Un recente studio sarebbe riuscito, per la prima volta nella storia della scienza e delle medicina moderne, a misurare quantitativamente il dolore cronico, tipico di alcune malattie, tra cui anche il morbo di Parkinson e la depressione definita “maggiore”. A condurre lo studio sono stati alcuni ricercatori dell’Università della California, a San Francisco, capitanati dal dottor Prasad Shirvalkar. Complessivamente, per quanto possa sembrare una scoperta minore, questo studio empirico aprirebbe le porte a tutta una nuova serie di ipotesi di trattamento contro il dolore cronico, per ora un vero e proprio mistero della medicina che non prevede alcuna cura che riesca ad ottenere dei buoni risultati.
La misurazione del dolore cronico e le implicazioni mediche
Insomma, secondo quanto sono riusciti a scoprire i ricercatori di San Francisco, il dolore cronico è misurabile e quantificabile scientificamente. Si tratta di una svolta importante, soprattutto per tutti quei pazienti (e nel solo Regno Unito sono circa 28 milioni, che se rapportati alla popolazione ne rappresentano circa il 44%) che convivono abitualmente con dolori debilitanti, che per ora sono sempre apparsi incurabili e vengono trattati, con risultati poco duraturi, tramite i farmaci oppioidi.
Per misurare il dolore cronico, i ricercatori hanno impiantato a quattro pazienti volontari alcuni elettrodi nel cervello, riuscendo effettivamente a registrare l’attività cerebrale mentre provavano dolore. Hanno scoperto, così, che quel tipo di dolore attiva aree del cervello differenti da quelle attivate dai dolori chiamati acuti, come per esempio quelli prodotti dagli oggetti caldi a contatti con la pelle, o dalle ferite molto profonde. Inoltre, continuando a misurare nel tempo il dolore cronico dei quattro pazienti, sono riusciti ad elaborare un modello tramite Intelligenza Artificiale che prevede il dolore e crea una sorta di schema ricorrente. Secondo il dottor Shirvalkar questa scoperta potrebbe aprire le porte a nuovi trattamenti medici contro questo tipo di dolore, provato in larga parte dai pazienti con il morbo di Parkinson, ma anche da chi soffre di depressione maggiore, da chi ha subito l’amputazione di un arto o ha avuto un ictus.

.....

— Esercizio A —
Trascrivi la parte del brano sul dolore cronico compresa tra "La misurazione del" e "i farmaci oppioidi.", estremi inclusi.
— Esercizio B —
Secondo il brano sul dolore cronico, a quanti pazienti volontari i ricercatori hanno impiantato elettrodi nel cervello?

— Estratti di dati —
.....

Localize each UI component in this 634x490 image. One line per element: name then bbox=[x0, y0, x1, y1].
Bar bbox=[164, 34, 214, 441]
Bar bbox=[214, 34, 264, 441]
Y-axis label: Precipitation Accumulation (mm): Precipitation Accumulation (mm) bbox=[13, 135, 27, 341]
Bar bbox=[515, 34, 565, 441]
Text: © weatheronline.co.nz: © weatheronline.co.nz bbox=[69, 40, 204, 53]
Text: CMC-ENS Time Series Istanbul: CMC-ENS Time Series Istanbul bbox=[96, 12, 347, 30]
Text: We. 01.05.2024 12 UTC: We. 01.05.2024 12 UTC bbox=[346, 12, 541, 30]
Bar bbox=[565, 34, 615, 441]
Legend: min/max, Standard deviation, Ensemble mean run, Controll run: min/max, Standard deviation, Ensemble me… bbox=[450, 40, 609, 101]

.....

— Soluzione scritta A —
La misurazione del dolore cronico e le implicazioni mediche
Insomma, secondo quanto sono riusciti a scoprire i ricercatori di San Francisco, il dolore cronico è misurabile e quantificabile scientificamente. Si tratta di una svolta importante, soprattutto per tutti quei pazienti (e nel solo Regno Unito sono circa 28 milioni, che se rapportati alla popolazione ne rappresentano circa il 44%) che convivono abitualmente con dolori debilitanti, che per ora sono sempre apparsi incurabili e vengono trattati, con risultati poco duraturi, tramite i farmaci oppioidi.

— Soluzione scritta B —
I ricercatori hanno impiantato elettrodi nel cervello di quattro pazienti volontari.